━━ EXTRACTED INFORMATION
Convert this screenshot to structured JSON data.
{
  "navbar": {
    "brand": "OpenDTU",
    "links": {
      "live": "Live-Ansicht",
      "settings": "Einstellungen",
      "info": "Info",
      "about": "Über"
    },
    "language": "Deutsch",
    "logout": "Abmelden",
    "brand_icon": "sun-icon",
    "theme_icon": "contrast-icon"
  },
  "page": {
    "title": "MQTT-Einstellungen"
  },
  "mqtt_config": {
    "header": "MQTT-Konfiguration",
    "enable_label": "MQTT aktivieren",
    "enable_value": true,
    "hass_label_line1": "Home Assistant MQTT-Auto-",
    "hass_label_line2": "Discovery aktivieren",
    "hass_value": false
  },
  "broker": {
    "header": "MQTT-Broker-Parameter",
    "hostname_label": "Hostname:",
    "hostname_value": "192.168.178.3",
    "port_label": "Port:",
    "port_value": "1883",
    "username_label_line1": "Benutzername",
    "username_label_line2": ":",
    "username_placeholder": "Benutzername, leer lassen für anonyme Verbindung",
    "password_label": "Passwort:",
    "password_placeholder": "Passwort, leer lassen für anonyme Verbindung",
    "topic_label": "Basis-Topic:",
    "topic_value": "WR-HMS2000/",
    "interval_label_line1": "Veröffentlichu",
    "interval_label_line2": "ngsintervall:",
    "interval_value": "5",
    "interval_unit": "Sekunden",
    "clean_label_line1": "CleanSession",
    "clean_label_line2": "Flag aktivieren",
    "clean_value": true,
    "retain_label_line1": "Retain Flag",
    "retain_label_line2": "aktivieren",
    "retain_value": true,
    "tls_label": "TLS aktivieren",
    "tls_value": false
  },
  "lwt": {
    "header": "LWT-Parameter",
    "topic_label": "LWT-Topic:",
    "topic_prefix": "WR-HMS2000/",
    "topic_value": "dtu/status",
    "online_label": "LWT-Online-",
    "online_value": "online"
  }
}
━━━━
Repeat every line of the data, exactly and in full.

| ANSWER |
Convert this screenshot to structured JSON data.
{
  "navbar": {
    "brand": "OpenDTU",
    "links": {
      "live": "Live-Ansicht",
      "settings": "Einstellungen",
      "info": "Info",
      "about": "Über"
    },
    "language": "Deutsch",
    "logout": "Abmelden",
    "brand_icon": "sun-icon",
    "theme_icon": "contrast-icon"
  },
  "page": {
    "title": "MQTT-Einstellungen"
  },
  "mqtt_config": {
    "header": "MQTT-Konfiguration",
    "enable_label": "MQTT aktivieren",
    "enable_value": true,
    "hass_label_line1": "Home Assistant MQTT-Auto-",
    "hass_label_line2": "Discovery aktivieren",
    "hass_value": false
  },
  "broker": {
    "header": "MQTT-Broker-Parameter",
    "hostname_label": "Hostname:",
    "hostname_value": "192.168.178.3",
    "port_label": "Port:",
    "port_value": "1883",
    "username_label_line1": "Benutzername",
    "username_label_line2": ":",
    "username_placeholder": "Benutzername, leer lassen für anonyme Verbindung",
    "password_label": "Passwort:",
    "password_placeholder": "Passwort, leer lassen für anonyme Verbindung",
    "topic_label": "Basis-Topic:",
    "topic_value": "WR-HMS2000/",
    "interval_label_line1": "Veröffentlichu",
    "interval_label_line2": "ngsintervall:",
    "interval_value": "5",
    "interval_unit": "Sekunden",
    "clean_label_line1": "CleanSession",
    "clean_label_line2": "Flag aktivieren",
    "clean_value": true,
    "retain_label_line1": "Retain Flag",
    "retain_label_line2": "aktivieren",
    "retain_value": true,
    "tls_label": "TLS aktivieren",
    "tls_value": false
  },
  "lwt": {
    "header": "LWT-Parameter",
    "topic_label": "LWT-Topic:",
    "topic_prefix": "WR-HMS2000/",
    "topic_value": "dtu/status",
    "online_label": "LWT-Online-",
    "online_value": "online"
  }
}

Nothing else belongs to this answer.